Edit the lines from the first one up to and including the line with "queue-label: q3 xyxy=(834,130,852,150)", changing "consumer_group_order" to "consumer_group_payment" wherever it occurs. Keep everything else the same, and give back only those lines.
#### Dataset entries ####
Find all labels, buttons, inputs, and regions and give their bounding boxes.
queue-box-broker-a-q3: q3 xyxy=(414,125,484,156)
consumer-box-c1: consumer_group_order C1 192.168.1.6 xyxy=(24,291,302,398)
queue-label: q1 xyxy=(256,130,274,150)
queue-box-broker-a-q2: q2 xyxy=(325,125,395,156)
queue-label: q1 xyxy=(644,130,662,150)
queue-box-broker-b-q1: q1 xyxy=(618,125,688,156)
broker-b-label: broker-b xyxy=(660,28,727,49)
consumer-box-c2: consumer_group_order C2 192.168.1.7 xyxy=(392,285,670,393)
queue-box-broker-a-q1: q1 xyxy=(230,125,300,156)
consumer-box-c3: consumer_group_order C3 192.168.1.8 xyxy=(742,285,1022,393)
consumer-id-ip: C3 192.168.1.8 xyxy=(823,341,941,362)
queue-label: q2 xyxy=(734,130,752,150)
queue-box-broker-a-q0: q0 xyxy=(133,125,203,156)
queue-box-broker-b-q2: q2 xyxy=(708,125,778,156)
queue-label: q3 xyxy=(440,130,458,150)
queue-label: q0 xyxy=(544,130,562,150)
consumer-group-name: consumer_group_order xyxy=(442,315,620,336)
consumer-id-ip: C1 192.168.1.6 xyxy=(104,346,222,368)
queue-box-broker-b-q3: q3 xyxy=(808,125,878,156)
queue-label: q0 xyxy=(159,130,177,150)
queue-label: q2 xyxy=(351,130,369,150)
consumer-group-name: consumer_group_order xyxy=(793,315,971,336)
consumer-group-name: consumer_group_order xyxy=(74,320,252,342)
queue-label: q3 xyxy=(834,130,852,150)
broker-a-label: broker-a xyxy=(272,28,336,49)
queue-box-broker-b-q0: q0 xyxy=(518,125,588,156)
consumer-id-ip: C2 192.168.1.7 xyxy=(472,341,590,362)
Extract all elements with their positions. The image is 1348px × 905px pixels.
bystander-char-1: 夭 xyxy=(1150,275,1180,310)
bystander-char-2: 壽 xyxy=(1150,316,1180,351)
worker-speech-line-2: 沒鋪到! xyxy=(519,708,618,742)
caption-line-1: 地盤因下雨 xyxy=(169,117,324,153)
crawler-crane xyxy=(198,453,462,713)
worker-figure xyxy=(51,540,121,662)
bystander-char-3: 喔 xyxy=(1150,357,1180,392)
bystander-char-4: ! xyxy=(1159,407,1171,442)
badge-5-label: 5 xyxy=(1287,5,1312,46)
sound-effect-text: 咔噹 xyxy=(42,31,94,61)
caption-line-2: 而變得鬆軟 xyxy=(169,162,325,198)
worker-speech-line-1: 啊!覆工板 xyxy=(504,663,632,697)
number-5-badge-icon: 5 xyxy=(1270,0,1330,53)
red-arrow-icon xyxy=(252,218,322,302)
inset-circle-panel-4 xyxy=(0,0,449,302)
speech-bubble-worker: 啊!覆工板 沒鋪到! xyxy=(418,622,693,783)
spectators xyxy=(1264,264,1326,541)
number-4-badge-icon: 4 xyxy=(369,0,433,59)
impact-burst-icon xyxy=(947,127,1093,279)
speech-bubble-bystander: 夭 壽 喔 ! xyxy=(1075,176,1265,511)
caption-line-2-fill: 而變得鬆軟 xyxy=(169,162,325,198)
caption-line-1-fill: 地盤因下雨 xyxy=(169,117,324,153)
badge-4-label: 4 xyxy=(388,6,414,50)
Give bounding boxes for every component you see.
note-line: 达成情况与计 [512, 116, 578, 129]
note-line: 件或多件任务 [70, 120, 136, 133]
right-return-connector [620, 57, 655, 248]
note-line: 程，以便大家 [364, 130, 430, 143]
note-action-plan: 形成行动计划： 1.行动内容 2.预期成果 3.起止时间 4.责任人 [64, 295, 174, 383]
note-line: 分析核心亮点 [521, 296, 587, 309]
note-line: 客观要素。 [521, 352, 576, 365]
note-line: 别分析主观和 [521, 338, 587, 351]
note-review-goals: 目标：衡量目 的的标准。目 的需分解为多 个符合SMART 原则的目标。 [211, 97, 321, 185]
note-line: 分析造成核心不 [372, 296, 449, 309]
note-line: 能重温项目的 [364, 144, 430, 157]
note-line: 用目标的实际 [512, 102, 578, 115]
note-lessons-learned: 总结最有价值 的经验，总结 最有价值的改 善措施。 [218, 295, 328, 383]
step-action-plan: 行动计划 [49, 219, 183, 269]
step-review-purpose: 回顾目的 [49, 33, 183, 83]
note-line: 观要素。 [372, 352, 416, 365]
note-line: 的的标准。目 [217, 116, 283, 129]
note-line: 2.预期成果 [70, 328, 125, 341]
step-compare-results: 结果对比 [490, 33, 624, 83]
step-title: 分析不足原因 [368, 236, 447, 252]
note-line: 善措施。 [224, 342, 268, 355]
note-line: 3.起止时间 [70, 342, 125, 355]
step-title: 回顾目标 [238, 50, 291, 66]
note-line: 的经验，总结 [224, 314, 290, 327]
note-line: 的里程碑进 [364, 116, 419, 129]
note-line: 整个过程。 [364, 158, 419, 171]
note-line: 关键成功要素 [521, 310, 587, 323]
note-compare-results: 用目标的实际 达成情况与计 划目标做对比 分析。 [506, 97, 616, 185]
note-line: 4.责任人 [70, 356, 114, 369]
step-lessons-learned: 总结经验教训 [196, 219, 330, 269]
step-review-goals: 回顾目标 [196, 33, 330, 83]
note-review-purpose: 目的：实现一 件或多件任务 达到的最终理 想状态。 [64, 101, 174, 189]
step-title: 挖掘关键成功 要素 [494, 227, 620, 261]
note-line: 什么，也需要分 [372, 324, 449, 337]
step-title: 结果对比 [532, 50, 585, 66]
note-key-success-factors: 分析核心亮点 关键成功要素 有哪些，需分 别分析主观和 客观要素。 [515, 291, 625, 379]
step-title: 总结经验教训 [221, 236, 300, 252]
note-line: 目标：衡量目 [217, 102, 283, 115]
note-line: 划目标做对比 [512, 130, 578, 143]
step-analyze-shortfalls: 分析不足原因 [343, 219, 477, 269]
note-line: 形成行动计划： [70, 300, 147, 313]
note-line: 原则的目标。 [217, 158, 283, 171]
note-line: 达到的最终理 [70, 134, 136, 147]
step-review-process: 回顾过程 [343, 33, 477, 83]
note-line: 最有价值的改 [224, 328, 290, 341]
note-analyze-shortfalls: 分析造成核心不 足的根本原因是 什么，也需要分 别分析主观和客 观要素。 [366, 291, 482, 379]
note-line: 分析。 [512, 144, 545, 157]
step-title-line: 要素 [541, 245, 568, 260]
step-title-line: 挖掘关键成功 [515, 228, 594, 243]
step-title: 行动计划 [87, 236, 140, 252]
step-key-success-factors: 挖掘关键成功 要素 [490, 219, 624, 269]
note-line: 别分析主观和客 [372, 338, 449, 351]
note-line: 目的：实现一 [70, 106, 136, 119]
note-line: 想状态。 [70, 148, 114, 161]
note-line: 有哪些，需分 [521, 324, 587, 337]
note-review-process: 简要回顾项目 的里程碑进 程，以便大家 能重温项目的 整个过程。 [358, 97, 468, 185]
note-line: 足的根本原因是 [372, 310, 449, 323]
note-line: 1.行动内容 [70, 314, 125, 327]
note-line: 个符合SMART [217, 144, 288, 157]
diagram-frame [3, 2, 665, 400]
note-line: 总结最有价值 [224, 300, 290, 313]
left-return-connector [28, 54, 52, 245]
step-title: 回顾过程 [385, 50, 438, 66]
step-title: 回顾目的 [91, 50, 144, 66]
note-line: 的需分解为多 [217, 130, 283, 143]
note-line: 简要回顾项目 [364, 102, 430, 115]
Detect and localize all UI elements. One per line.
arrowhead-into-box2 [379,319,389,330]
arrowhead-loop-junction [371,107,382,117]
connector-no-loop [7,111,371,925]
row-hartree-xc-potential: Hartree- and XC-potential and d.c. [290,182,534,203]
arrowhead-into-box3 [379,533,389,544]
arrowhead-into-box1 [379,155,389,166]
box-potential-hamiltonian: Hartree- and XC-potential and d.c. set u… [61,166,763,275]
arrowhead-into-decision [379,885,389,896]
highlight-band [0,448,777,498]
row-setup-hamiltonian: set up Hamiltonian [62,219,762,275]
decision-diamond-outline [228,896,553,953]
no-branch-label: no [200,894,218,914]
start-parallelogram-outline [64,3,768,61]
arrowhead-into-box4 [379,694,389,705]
####
Output below:
Find all labels, buttons, inputs, and regions and give their bounding boxes.
queue-box-broker-a-q3: q3 xyxy=(414,125,484,156)
consumer-box-c1: consumer_group_payment C1 192.168.1.6 xyxy=(24,291,302,398)
queue-label: q1 xyxy=(256,130,274,150)
queue-box-broker-a-q2: q2 xyxy=(325,125,395,156)
queue-label: q1 xyxy=(644,130,662,150)
queue-box-broker-b-q1: q1 xyxy=(618,125,688,156)
broker-b-label: broker-b xyxy=(660,28,727,49)
consumer-box-c2: consumer_group_payment C2 192.168.1.7 xyxy=(392,285,670,393)
queue-box-broker-a-q1: q1 xyxy=(230,125,300,156)
consumer-box-c3: consumer_group_payment C3 192.168.1.8 xyxy=(742,285,1022,393)
consumer-id-ip: C3 192.168.1.8 xyxy=(823,341,941,362)
queue-label: q2 xyxy=(734,130,752,150)
queue-box-broker-a-q0: q0 xyxy=(133,125,203,156)
queue-box-broker-b-q2: q2 xyxy=(708,125,778,156)
queue-label: q3 xyxy=(440,130,458,150)
queue-label: q0 xyxy=(544,130,562,150)
consumer-group-name: consumer_group_payment xyxy=(442,315,620,336)
consumer-id-ip: C1 192.168.1.6 xyxy=(104,346,222,368)
queue-box-broker-b-q3: q3 xyxy=(808,125,878,156)
queue-label: q0 xyxy=(159,130,177,150)
queue-label: q2 xyxy=(351,130,369,150)
consumer-group-name: consumer_group_payment xyxy=(793,315,971,336)
consumer-group-name: consumer_group_payment xyxy=(74,320,252,342)
queue-label: q3 xyxy=(834,130,852,150)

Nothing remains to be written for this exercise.